** start of Stored rows **
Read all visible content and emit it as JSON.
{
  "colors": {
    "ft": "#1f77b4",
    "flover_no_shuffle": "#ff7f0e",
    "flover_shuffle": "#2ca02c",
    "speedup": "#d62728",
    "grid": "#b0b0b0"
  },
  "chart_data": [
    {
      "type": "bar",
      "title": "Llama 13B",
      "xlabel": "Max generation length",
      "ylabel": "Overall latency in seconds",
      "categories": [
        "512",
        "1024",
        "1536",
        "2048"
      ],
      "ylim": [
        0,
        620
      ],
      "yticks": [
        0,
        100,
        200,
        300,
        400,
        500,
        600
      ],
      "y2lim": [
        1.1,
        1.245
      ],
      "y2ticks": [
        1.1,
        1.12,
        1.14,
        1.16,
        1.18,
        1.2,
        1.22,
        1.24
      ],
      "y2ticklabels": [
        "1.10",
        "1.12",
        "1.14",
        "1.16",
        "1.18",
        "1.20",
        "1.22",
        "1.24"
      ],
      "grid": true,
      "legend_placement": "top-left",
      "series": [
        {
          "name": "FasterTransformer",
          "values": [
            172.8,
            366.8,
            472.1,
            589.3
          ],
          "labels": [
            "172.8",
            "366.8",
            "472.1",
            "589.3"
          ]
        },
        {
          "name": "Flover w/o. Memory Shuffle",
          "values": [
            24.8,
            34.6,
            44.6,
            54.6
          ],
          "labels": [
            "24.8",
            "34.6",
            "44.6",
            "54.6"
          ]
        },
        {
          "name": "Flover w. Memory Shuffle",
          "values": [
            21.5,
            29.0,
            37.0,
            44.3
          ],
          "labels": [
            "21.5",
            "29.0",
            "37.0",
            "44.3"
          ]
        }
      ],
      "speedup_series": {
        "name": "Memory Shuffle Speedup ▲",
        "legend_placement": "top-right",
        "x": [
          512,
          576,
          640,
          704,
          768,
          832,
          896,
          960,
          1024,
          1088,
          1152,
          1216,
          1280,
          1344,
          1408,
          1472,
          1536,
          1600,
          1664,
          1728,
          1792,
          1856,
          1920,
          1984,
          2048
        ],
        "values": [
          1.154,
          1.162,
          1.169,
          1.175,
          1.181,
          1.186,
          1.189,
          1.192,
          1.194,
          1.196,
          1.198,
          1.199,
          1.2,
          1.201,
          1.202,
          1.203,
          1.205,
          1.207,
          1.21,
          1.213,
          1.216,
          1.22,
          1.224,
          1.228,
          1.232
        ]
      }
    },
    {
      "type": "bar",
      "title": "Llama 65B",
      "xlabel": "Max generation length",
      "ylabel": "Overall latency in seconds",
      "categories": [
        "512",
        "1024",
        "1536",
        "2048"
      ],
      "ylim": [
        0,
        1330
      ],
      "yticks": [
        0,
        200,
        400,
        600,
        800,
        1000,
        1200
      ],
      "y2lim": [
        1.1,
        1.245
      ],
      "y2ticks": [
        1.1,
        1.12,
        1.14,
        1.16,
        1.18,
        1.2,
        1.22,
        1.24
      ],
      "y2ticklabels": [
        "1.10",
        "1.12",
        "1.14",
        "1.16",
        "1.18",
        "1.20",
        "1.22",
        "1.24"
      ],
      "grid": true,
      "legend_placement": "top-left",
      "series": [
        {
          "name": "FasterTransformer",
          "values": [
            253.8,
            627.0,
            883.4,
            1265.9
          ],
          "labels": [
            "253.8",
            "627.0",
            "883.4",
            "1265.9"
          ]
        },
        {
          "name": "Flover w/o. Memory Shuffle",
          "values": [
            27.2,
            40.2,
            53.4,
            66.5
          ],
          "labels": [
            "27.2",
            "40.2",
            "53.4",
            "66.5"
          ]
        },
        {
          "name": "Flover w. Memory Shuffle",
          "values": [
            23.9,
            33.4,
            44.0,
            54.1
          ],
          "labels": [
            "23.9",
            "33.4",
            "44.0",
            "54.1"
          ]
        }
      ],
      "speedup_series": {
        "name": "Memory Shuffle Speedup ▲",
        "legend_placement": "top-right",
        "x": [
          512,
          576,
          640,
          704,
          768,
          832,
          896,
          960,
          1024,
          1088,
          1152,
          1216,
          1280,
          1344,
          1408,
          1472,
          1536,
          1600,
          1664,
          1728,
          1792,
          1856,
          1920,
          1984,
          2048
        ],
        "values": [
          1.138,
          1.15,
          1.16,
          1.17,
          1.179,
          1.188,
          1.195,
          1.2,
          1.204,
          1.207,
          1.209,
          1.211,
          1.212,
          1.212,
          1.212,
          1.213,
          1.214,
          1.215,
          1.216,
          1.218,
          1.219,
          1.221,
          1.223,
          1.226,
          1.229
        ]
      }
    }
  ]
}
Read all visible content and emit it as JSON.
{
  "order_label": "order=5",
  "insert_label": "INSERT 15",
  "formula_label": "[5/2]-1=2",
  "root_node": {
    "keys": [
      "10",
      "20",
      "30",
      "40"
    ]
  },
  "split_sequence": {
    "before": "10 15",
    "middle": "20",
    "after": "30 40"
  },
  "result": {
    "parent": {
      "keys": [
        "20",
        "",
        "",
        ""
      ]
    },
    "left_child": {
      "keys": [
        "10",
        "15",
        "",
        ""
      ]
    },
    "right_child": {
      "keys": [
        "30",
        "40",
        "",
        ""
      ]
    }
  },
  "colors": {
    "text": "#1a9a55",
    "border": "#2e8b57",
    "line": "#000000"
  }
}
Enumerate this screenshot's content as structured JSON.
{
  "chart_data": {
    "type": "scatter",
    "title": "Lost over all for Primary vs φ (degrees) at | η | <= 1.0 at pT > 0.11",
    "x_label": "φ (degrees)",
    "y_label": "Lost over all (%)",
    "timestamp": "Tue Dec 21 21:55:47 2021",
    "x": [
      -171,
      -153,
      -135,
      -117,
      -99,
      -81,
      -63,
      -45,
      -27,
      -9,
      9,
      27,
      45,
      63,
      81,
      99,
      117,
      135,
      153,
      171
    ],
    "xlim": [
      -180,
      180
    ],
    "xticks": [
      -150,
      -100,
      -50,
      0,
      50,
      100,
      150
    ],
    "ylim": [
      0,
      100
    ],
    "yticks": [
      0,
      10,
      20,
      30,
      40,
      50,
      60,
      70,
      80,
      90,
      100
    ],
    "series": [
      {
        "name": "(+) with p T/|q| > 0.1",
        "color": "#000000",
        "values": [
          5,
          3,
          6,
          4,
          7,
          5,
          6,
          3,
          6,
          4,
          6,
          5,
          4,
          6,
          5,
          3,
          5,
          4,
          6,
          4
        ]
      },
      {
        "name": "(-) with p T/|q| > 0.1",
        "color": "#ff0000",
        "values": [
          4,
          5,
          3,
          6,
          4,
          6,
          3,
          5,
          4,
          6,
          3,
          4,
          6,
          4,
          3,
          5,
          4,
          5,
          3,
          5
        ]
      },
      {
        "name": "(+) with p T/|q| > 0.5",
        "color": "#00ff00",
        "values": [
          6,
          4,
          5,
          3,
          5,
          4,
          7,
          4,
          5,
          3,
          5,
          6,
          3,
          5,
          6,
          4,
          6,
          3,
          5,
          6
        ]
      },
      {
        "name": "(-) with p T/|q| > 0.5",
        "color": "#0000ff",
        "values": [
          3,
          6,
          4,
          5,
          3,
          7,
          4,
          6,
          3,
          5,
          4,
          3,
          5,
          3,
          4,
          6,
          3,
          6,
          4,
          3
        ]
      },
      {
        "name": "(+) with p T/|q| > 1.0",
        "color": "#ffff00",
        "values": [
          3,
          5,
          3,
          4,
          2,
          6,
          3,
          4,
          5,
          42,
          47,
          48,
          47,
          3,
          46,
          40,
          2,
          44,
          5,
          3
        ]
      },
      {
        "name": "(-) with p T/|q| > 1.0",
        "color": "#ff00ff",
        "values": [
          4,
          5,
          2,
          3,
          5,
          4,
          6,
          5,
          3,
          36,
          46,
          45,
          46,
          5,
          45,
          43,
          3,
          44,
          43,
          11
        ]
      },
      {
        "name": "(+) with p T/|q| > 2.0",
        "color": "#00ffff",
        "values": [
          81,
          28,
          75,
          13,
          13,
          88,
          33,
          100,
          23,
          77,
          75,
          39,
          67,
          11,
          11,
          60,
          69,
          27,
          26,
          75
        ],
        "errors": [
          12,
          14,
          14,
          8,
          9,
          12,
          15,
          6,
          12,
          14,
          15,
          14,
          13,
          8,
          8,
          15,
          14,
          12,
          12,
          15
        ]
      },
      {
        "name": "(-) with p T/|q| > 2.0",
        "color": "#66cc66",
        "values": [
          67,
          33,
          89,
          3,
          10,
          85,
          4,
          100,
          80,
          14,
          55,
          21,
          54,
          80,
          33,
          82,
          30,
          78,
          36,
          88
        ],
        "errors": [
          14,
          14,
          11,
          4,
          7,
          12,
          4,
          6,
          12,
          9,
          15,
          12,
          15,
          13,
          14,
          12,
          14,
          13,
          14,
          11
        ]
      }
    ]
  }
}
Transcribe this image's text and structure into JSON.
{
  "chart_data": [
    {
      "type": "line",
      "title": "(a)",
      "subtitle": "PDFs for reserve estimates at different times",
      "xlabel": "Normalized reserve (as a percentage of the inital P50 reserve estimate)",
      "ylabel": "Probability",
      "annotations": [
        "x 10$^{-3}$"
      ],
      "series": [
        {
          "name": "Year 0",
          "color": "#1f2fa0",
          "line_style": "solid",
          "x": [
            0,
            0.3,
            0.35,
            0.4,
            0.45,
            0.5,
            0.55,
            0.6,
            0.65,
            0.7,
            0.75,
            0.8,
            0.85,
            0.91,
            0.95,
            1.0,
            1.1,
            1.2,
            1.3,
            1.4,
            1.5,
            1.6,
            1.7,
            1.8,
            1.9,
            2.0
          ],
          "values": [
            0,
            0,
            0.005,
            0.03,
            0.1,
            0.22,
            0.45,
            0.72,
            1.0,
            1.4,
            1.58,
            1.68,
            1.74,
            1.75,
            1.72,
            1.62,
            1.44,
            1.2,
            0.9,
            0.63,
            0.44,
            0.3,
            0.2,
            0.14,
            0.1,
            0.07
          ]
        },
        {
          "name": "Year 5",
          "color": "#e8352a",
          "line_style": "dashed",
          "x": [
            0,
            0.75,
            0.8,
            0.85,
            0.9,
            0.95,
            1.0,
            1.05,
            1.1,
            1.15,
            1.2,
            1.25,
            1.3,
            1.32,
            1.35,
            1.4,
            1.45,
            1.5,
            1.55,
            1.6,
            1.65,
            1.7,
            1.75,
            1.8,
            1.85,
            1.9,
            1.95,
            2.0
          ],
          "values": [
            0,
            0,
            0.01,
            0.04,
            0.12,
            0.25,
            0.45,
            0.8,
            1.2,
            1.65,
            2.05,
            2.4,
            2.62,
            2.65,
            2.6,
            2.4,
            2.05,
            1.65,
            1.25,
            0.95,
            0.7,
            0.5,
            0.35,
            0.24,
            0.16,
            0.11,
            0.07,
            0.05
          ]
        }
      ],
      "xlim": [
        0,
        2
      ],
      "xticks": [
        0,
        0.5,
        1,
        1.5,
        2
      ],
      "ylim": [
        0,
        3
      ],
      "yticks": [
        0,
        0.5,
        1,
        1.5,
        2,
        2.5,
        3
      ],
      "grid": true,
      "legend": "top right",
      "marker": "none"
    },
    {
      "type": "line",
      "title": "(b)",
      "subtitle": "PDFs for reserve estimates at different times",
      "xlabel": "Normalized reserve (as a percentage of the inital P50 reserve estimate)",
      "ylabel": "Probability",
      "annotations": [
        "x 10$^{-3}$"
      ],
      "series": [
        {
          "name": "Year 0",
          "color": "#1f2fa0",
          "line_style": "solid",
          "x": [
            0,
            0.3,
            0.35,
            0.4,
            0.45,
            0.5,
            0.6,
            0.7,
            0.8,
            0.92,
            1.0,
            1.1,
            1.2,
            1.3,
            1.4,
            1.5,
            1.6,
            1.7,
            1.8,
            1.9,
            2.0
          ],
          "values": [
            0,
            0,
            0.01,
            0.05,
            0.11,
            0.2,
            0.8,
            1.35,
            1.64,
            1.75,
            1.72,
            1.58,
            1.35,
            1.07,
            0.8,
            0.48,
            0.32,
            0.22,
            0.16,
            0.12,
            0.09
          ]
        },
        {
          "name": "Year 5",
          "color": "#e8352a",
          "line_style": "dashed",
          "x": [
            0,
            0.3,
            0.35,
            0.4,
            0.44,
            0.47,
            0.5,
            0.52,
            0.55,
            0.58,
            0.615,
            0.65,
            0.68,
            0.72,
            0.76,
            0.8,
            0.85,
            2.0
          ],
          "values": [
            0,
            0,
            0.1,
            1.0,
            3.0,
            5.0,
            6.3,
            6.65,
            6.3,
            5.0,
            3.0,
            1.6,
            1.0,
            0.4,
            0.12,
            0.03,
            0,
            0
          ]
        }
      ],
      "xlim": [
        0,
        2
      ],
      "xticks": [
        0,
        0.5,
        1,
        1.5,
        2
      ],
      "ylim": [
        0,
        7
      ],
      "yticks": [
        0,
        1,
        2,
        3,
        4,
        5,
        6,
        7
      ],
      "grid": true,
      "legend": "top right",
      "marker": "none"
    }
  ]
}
** end of Stored rows **
#### Exercise
Each line that has the word "text" should be copied.

#### Output of the exercise
    "text": "#1a9a55",
Transcribe this image's text and structure into JSON.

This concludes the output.